Given text:
**********

A curious club—600 PAs, 20 BB, 20 K in the same season.

A question popped into my head—which players had 20 or fewer walks and strikeouts in a season of 600 or more plate appearances? My gut said Juan Pierre; my gut was wrong.

It’s happened 13 times by 11 men, and those who did it range from the obscure and unknown to Hall of Famers and those with decent Cooperstown cases.

The first to do it was Charles Comiskey, who before he became the Hall of Fame owner of the White Sox, was a middling first baseman who played mostly for the Browns in the 19th century. In 1889, he had 609 plate appearances, but walked and struck out just 19 times each. It was a decent campaign, as he hit .286 with 105 runs scored and 102 RBI in 137 games.

Comiskey was the first man to join the club; he was elected to the Hall of Fame in 1939. (Wikipedia).

Centerfielder Steve Brodie did it next, in 1894, when he hit .366 with 210 hits, 134 runs, 113 RBI, 18 walks and 8 strikeouts in 628 PAs. He whiffed once every 71.6 at-bats, but that rate didn’t even top the league—it was 6th, far behind Jack Doyle’s 142.3 AB/K (he struck out 3 times in 427 at-bats).

And that sexy batting average? Not so sexy after all. It wasn’t even among the top ten. Five players hit .400 or better that year, with Hugh Duffy pacing the loop with a .440 mark.

Hughie Jennings, a Hall of Famer, had just 19 walks and 11 strikeouts in 602 plate appearances in 1896. That season, he hit .401—which was second in the league—and led the NL with 51 hit by pitches. Not surprisingly, that is a league record.

In 9,745 plate appearances, Cross struck out just 217 times. (Wikipedia).

21-year veteran Lave Cross, who finished with over 2,600 hits and nearly 1,400 RBI, stepped to the plate 639 times in 1904, drawing just 13 walks and striking out 9 times. At 38, he was the oldest among those who accomplished the feat and the first man from the American League to do it. Unlike Brodie, his 67.4 AB/K led the league; he paced the loop twice more in that category and his 41.9 mark ranks 6th-best all-time.

*Random aside: I think a legitimate Hall of Fame case could be made for Cross, or maybe I’m a fool—he peaked at 0.4% in BBWAA balloting.

**********

Instruction: From the baseball passage, extract word for word the part that opens with the words containing "Comiskey was the" and closes with "in 427 at-bats).". Rely on the baseball passage above and nothing else.

Stored data:
**********

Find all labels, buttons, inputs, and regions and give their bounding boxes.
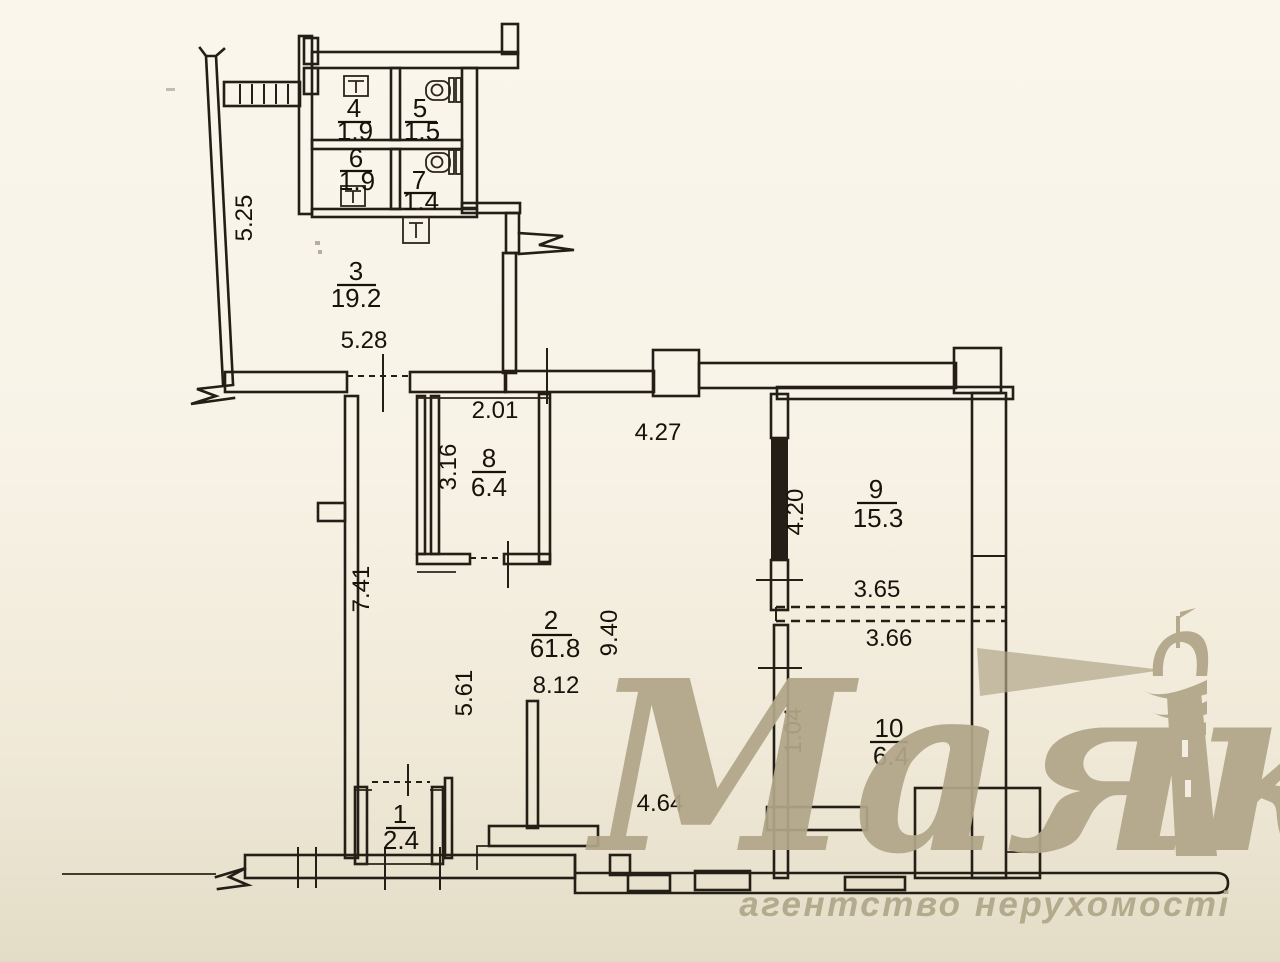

**********

Expected output:
Comiskey was the first man to join the club; he was elected to the Hall of Fame in 1939. (Wikipedia).

Centerfielder Steve Brodie did it next, in 1894, when he hit .366 with 210 hits, 134 runs, 113 RBI, 18 walks and 8 strikeouts in 628 PAs. He whiffed once every 71.6 at-bats, but that rate didn’t even top the league—it was 6th, far behind Jack Doyle’s 142.3 AB/K (he struck out 3 times in 427 at-bats).